Final Project

This assignment should be submitted as a text entry directly on Canvas consisting of;

  1. A paragraph describing your project:
    • What will you be investigating/exploring/predicting?
    • Why is it interesting?
  2. A description of where you will find this data.
  3. A few lines describing your main outcome variable in detail
    • How is it coded/what scale is it on?
    • How can you interpret it?

This assignment is worth 5 points, full points will be awarded once satisfactorily completed, multiple re-submissions may be required.

This should be submitted to Canvas by the due date listed.

NOTE: For your initial analyses, the most important thing is that you submit code that sources/renders in full, this assignment will not be successfully completed until that happens, you may have to resubmit multiple times.

Submit the following in either a cleanly formatted R (.R) script or Quarto (.qmd) file:

  1. Comments (if an R script) or text (if a Quarto script) that describe
    • Where your data is from (a link is preferable)
    • How to download it
    • Where to save it in order for your code to run
    • E.g., For this project I used two .csv data files from IPEDS survey year 2019, institutional characteristics HD2019 and public finance F1819_F1A. These can be downloaded from here by clicking on the named files name under “Data Files”. To run this code, save these files in a sub-folder called “data” that sits in the same folder as this .qmd file.
  2. Code that:
    • Reads in the data set that contains (at least) your dependent variable (must read in EXACTLY what downloads from following your instructions above)

───

# [Required task A]
Count the lines in the records below that contain the string "tema", treating uppercase and lowercase as different, and reply with the number alone.

───

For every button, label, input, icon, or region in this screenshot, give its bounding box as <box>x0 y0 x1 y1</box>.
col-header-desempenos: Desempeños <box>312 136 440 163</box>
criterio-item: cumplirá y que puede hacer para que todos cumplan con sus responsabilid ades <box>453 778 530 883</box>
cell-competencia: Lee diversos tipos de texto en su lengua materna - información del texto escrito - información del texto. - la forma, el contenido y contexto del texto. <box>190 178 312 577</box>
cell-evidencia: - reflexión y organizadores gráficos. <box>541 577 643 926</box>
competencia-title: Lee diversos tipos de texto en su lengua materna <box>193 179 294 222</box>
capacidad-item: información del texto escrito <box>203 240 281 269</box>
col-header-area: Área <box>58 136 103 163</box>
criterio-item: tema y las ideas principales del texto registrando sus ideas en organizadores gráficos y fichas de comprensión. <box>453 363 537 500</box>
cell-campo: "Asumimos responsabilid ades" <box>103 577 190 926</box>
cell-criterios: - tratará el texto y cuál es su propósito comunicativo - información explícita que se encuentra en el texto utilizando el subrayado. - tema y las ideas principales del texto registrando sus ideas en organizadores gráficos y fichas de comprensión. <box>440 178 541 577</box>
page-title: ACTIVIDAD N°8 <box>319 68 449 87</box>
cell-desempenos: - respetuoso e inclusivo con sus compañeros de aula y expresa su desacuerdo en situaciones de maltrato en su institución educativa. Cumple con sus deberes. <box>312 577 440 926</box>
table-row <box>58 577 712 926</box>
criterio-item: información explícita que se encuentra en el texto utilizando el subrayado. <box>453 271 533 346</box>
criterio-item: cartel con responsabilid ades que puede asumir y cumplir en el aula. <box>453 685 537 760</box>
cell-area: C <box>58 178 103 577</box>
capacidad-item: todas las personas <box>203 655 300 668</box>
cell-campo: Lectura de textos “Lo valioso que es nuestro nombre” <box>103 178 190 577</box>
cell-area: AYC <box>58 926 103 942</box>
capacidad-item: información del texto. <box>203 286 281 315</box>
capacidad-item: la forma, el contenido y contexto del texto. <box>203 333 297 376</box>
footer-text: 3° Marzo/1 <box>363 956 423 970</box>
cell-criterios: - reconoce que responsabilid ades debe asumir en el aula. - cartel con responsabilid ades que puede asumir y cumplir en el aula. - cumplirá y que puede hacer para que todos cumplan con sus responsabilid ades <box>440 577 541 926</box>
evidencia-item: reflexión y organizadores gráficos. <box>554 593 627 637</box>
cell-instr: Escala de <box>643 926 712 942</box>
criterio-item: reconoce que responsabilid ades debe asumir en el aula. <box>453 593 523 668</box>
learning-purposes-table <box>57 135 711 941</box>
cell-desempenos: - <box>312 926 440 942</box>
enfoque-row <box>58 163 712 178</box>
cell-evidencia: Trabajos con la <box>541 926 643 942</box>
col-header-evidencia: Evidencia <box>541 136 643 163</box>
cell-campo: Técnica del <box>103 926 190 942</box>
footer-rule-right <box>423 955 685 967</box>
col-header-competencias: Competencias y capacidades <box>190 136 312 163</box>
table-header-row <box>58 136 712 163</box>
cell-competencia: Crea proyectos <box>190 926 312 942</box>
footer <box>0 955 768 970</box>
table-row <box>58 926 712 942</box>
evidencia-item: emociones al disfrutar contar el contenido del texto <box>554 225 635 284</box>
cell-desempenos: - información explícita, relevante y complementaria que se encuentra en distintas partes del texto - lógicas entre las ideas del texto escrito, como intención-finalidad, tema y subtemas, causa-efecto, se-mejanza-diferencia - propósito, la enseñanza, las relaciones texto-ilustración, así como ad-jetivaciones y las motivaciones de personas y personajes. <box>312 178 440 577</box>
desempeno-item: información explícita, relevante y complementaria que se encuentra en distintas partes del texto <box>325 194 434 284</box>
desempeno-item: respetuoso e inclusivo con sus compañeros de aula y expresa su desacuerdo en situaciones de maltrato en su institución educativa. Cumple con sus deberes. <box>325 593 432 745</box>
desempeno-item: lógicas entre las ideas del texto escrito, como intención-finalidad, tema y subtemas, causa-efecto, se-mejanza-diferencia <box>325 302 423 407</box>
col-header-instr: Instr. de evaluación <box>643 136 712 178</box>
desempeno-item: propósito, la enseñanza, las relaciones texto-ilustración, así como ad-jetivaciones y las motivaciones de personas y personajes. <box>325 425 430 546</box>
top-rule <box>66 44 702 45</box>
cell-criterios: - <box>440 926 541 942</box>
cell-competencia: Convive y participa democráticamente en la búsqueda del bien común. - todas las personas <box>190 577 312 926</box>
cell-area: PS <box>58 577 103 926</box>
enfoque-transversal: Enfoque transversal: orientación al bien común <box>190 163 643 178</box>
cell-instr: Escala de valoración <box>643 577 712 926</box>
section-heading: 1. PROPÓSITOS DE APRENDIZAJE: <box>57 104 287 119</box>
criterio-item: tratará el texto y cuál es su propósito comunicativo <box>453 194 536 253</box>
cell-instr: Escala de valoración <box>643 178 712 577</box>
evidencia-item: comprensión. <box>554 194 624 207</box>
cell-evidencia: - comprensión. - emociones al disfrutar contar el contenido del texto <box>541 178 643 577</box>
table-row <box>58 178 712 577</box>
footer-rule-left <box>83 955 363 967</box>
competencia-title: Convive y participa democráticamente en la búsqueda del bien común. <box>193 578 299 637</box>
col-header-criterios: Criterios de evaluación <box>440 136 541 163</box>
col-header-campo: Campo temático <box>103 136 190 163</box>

───

# [Required task B]
Answer these questions about the final project instructions:
(i) How many points is the assignment worth?
(ii) In which two file formats may the initial analyses be submitted?
(iii) In the example, what is the name of the sub-folder where the data files should be saved?

# [Output A]
4

# [Output B]
(i) 5 points
(ii) An R (.R) script or a Quarto (.qmd) file
(iii) "data"